### What to produce:
Output the records exactly as they appear, with no pictures included.
** BEGIN Data provided **
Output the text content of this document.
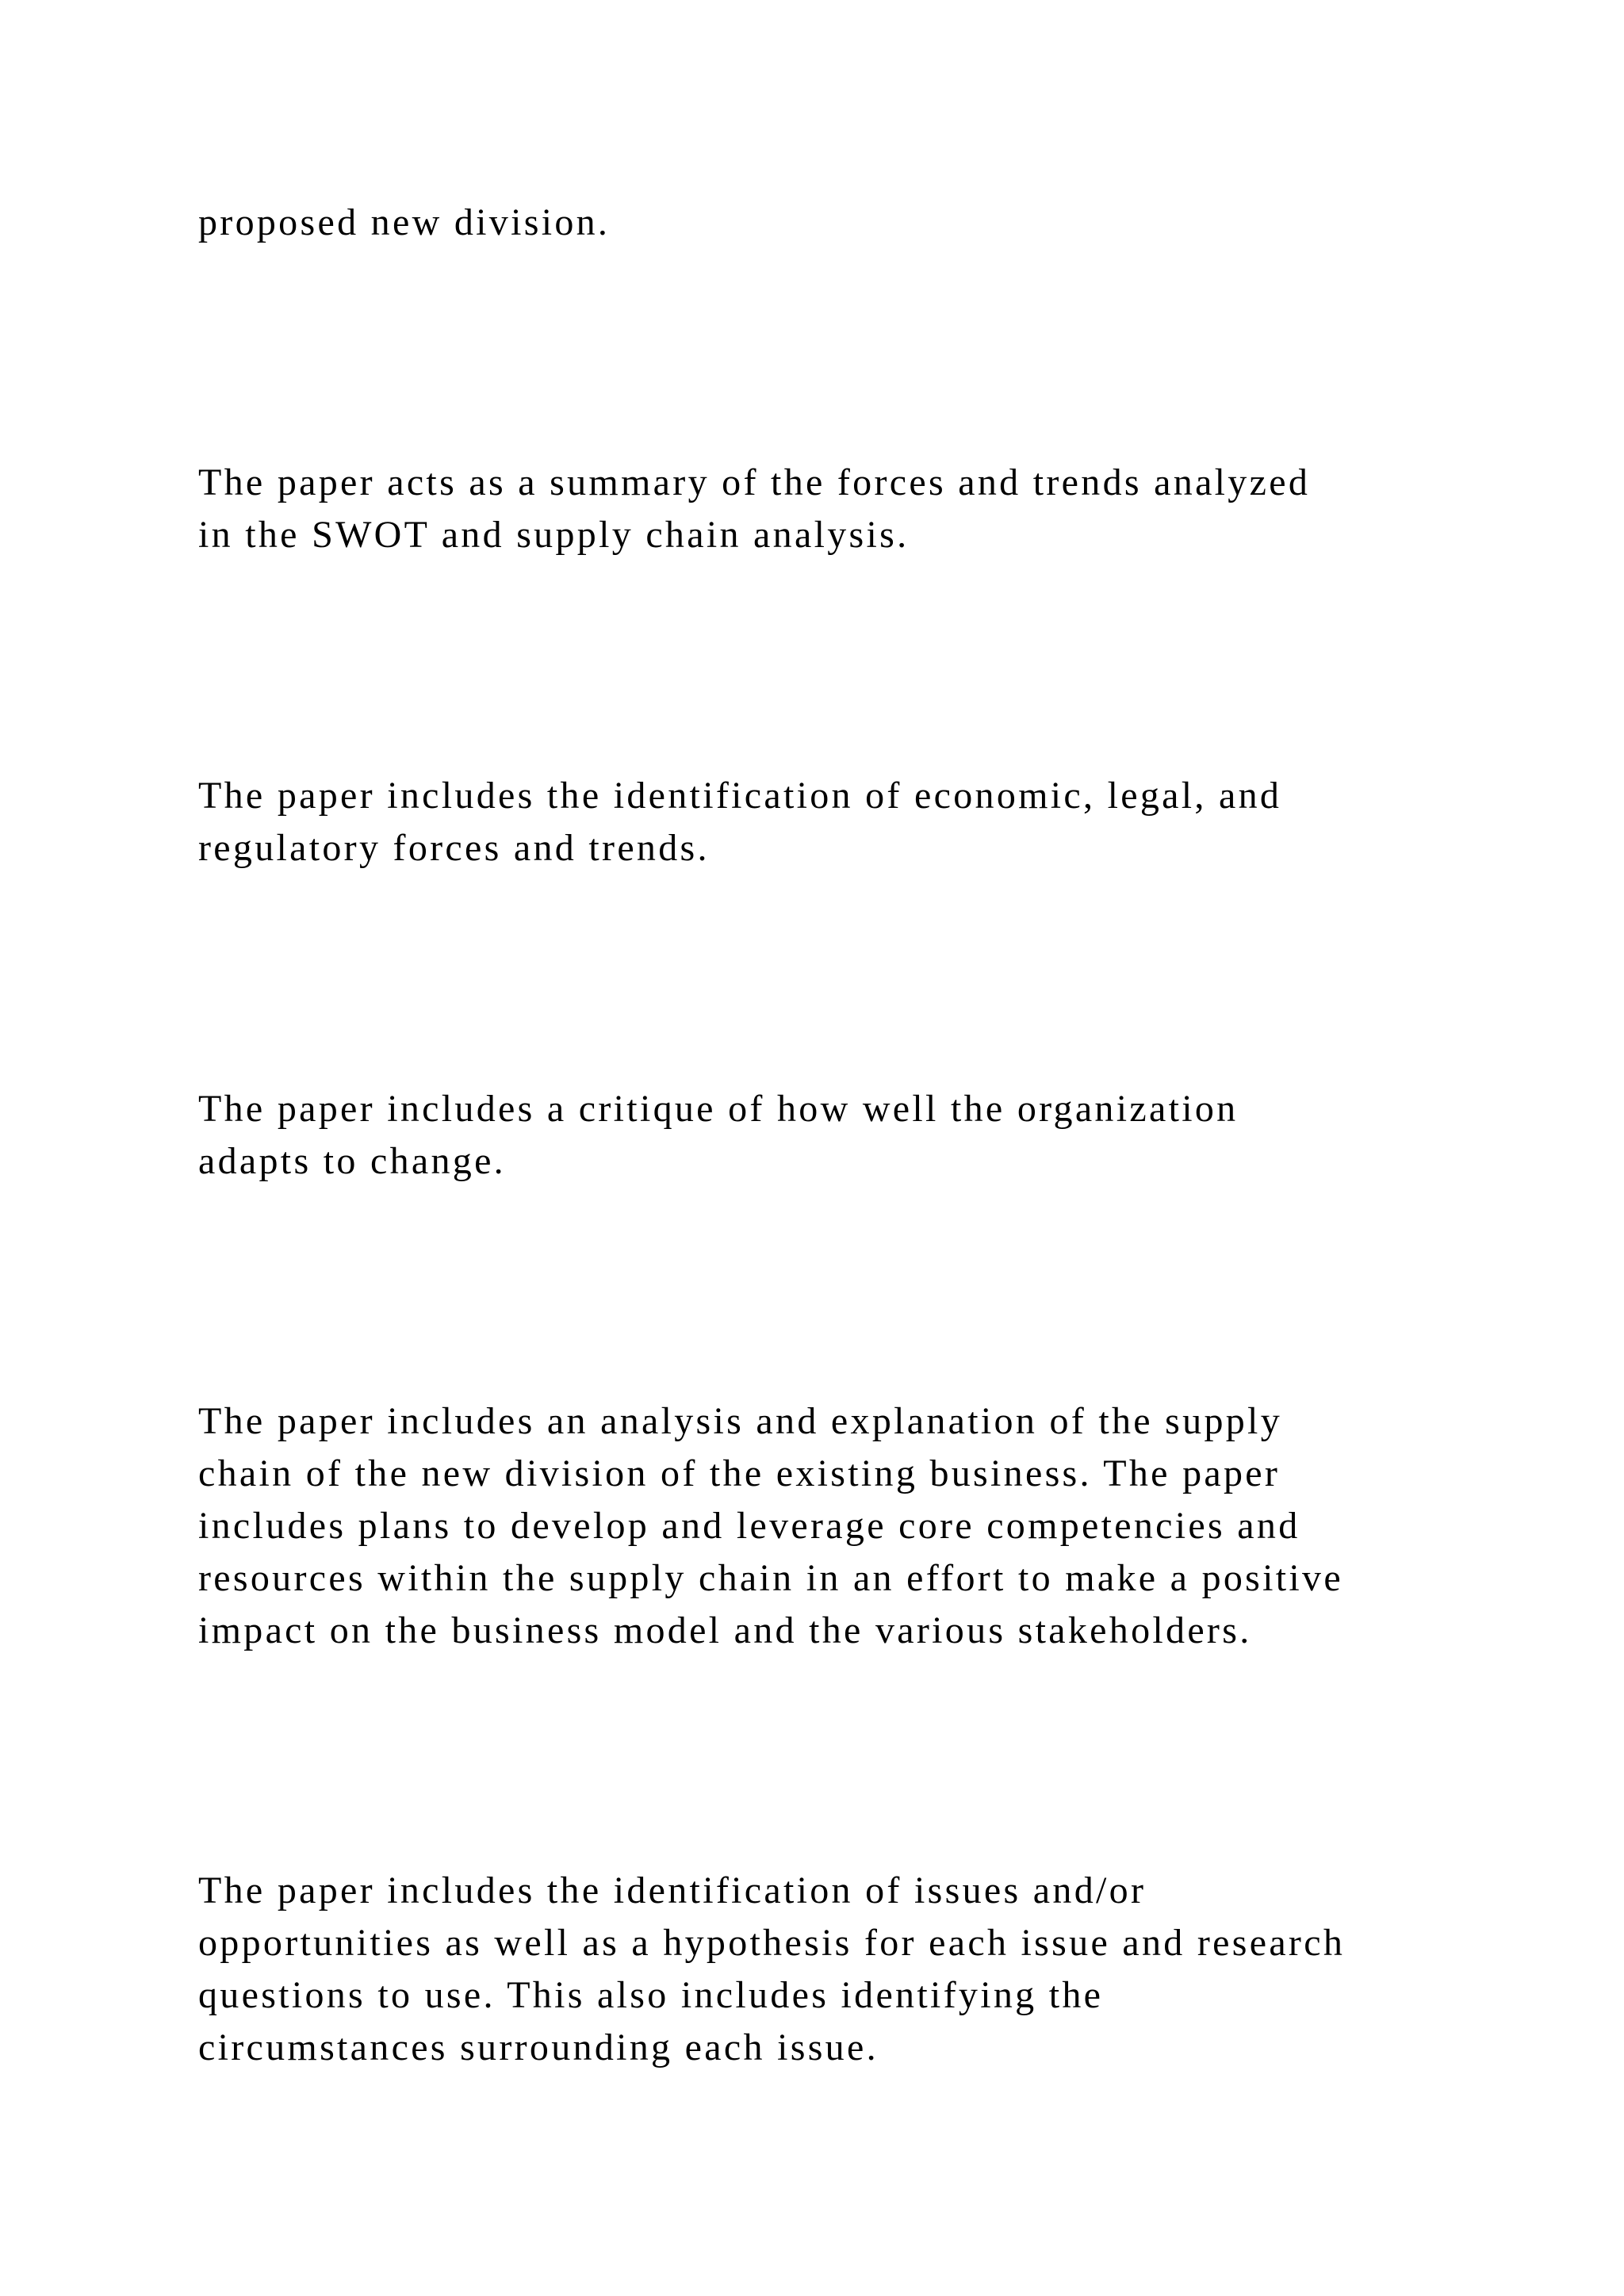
proposed new division.

The paper acts as a summary of the forces and trends analyzed
in the SWOT and supply chain analysis.

The paper includes the identification of economic, legal, and
regulatory forces and trends.

The paper includes a critique of how well the organization
adapts to change.

The paper includes an analysis and explanation of the supply
chain of the new division of the existing business. The paper
includes plans to develop and leverage core competencies and
resources within the supply chain in an effort to make a positive
impact on the business model and the various stakeholders.

The paper includes the identification of issues and/or
opportunities as well as a hypothesis for each issue and research
questions to use. This also includes identifying the
circumstances surrounding each issue.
** END Data provided **
### Full response:
Output the text content of this document.
proposed new division.

The paper acts as a summary of the forces and trends analyzed
in the SWOT and supply chain analysis.

The paper includes the identification of economic, legal, and
regulatory forces and trends.

The paper includes a critique of how well the organization
adapts to change.

The paper includes an analysis and explanation of the supply
chain of the new division of the existing business. The paper
includes plans to develop and leverage core competencies and
resources within the supply chain in an effort to make a positive
impact on the business model and the various stakeholders.

The paper includes the identification of issues and/or
opportunities as well as a hypothesis for each issue and research
questions to use. This also includes identifying the
circumstances surrounding each issue.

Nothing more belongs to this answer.